- Source material:
== Segment start ==
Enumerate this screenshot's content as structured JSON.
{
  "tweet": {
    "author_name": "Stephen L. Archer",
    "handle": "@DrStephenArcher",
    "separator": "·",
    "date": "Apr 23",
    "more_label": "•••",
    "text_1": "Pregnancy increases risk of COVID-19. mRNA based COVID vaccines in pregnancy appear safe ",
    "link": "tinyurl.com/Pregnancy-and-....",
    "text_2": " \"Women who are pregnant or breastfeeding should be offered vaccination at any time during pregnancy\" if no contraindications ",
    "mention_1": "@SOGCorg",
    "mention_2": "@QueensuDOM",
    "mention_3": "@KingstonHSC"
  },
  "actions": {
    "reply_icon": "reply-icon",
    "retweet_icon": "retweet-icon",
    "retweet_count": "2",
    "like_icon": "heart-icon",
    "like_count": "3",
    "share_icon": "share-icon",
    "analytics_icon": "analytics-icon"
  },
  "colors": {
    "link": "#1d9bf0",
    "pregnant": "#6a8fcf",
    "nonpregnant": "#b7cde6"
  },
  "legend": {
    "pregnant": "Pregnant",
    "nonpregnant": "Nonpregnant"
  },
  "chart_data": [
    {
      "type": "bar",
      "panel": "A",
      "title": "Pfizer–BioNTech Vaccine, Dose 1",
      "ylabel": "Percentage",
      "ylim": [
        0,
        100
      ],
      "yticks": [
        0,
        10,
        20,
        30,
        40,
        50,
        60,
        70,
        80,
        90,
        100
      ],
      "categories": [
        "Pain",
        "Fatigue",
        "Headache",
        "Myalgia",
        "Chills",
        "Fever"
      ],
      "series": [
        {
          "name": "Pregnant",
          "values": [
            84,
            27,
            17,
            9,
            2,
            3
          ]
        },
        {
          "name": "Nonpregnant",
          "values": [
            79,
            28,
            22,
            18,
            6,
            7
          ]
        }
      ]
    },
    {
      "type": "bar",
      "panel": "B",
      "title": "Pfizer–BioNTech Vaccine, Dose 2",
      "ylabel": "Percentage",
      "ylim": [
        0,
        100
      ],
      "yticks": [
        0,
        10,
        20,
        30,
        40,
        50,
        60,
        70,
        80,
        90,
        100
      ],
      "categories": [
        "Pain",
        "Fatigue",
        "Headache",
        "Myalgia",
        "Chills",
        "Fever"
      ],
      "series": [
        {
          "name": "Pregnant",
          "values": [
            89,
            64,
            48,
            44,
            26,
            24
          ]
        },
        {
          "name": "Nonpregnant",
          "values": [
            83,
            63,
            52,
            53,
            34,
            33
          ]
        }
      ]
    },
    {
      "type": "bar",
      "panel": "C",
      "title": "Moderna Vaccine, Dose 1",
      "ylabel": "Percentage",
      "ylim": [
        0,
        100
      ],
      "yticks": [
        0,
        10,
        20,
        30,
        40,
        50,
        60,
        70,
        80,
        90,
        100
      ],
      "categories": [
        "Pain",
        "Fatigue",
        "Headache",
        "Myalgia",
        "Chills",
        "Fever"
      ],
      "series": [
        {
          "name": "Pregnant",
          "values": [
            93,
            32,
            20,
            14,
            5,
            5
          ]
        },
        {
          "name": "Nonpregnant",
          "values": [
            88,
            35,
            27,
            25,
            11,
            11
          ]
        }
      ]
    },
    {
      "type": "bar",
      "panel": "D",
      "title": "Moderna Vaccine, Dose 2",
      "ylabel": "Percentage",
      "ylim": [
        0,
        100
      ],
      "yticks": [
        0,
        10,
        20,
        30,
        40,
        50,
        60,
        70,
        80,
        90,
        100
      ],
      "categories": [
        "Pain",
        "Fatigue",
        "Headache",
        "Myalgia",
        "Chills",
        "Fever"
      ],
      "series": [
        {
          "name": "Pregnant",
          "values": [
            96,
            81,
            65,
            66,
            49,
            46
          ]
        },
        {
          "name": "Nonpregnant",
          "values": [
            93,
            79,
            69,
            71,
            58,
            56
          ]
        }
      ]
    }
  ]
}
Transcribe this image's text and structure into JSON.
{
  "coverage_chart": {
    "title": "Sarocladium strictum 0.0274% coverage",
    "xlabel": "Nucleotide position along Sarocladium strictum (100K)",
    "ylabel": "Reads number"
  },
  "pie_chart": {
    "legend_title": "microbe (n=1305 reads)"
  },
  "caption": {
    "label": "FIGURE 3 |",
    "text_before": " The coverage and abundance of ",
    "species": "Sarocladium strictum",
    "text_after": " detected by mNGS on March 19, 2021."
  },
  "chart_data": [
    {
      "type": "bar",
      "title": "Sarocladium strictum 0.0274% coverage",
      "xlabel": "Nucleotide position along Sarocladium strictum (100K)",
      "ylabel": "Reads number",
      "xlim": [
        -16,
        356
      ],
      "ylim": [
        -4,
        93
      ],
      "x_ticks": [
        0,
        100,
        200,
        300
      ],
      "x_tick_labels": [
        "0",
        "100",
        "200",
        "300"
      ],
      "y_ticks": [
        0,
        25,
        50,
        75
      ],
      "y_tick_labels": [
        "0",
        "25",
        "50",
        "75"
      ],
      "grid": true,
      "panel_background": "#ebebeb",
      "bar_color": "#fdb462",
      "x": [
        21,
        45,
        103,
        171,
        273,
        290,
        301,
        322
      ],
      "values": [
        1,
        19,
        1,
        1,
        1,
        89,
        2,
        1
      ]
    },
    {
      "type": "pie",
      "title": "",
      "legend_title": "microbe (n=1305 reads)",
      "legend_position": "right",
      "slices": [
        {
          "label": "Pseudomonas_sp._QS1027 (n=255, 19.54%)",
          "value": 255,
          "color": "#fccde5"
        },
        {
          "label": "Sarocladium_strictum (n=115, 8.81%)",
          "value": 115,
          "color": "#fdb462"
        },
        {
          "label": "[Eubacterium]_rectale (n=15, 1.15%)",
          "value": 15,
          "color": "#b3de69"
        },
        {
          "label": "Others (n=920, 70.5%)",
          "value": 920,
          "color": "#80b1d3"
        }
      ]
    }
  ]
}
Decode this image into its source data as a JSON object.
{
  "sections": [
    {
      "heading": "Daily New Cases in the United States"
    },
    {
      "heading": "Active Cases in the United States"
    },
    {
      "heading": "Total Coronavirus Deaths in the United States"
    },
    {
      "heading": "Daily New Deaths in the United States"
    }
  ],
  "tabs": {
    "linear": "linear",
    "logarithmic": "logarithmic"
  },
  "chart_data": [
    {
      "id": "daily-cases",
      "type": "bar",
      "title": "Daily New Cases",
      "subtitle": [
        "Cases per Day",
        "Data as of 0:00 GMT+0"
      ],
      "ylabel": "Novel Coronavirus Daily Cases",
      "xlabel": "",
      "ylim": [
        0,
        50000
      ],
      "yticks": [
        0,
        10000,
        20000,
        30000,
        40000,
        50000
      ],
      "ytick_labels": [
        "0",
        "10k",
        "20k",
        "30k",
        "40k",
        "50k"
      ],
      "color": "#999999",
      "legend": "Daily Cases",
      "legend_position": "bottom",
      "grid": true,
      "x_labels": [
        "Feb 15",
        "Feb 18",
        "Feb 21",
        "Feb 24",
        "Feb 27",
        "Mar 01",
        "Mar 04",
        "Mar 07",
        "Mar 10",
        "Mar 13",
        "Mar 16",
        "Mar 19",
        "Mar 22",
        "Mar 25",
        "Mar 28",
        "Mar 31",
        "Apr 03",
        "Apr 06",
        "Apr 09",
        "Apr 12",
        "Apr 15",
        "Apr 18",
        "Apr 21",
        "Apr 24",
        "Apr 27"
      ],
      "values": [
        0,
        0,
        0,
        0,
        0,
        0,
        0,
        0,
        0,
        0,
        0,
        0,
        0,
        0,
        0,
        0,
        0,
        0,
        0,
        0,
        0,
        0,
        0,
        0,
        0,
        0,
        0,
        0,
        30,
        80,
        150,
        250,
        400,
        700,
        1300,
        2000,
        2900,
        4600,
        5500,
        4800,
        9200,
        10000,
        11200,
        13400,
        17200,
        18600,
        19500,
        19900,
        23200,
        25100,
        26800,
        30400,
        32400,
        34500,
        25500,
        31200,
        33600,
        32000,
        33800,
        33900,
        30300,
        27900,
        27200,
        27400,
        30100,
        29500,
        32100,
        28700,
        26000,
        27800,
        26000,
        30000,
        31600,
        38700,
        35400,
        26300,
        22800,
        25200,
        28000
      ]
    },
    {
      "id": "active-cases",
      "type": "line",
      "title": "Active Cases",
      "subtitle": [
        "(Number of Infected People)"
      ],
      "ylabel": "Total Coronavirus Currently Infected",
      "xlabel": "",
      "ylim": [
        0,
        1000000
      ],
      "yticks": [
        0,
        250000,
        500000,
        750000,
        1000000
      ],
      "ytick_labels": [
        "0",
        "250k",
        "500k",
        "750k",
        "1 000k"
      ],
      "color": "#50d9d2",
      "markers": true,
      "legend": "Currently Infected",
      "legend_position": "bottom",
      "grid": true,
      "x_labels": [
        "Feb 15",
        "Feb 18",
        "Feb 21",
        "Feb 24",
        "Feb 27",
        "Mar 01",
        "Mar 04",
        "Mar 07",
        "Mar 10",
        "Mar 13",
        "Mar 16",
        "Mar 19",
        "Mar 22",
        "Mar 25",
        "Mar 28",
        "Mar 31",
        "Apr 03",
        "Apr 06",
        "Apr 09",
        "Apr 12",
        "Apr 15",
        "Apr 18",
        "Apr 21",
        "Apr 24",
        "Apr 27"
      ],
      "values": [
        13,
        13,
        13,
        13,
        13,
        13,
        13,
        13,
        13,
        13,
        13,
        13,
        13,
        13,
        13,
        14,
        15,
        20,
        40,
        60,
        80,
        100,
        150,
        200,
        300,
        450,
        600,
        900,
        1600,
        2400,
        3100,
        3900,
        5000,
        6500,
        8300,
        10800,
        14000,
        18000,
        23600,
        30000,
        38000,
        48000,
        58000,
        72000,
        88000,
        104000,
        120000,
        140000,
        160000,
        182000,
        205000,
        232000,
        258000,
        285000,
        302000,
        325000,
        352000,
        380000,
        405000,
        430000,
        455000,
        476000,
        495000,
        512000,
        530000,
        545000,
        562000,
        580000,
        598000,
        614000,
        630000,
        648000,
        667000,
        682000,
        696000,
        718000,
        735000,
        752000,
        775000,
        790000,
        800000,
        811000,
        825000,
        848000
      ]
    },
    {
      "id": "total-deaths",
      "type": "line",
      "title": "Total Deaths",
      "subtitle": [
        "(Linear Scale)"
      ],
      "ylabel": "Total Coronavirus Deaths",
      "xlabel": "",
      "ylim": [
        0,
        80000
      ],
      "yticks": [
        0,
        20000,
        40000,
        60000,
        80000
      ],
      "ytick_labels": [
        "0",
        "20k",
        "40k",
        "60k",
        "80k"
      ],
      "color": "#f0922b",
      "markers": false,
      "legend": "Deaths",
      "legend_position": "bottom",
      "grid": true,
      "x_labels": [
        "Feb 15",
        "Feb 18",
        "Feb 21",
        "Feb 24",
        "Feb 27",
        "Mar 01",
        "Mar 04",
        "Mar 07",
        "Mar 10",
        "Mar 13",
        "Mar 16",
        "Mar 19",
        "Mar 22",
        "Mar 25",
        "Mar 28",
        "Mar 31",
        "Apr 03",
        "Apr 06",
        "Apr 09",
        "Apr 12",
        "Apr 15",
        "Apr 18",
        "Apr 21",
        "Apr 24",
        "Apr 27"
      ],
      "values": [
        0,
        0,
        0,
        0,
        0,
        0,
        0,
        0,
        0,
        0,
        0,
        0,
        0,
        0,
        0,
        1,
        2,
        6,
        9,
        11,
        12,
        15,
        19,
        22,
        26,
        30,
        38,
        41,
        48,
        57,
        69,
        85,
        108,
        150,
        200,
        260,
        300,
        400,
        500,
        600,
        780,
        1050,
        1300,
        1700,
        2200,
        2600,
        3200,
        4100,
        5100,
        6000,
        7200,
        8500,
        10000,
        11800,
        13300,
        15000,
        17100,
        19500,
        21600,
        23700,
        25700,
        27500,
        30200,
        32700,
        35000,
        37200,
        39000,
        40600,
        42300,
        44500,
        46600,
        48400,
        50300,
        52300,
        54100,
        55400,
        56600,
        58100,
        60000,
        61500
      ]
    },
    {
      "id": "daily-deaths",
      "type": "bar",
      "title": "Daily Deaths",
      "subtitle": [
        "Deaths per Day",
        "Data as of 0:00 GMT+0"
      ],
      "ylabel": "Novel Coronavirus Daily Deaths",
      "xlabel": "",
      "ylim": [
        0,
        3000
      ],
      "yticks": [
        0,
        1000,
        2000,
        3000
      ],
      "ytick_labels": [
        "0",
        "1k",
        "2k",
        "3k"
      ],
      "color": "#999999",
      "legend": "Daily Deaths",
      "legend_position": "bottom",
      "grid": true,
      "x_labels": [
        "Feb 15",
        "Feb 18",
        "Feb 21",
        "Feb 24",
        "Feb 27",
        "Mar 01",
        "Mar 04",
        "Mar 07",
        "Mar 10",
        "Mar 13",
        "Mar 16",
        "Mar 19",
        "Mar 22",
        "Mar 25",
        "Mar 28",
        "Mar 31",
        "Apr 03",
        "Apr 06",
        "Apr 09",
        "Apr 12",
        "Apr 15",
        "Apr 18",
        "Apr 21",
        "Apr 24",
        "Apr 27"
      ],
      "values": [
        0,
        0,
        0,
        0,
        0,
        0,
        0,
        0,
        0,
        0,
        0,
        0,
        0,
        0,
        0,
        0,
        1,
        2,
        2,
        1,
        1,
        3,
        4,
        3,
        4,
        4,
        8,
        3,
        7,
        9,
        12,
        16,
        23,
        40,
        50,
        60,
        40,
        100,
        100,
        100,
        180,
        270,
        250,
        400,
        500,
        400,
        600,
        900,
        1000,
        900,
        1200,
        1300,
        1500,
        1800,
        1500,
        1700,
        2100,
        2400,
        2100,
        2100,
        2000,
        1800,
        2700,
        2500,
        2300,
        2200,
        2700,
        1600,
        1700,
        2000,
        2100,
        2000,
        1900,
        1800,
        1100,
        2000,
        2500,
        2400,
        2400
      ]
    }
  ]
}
== Segment end ==
- Exercise instructions: Give the number of lines in the records that contain the word "United", and write nothing else.

- Written response: 4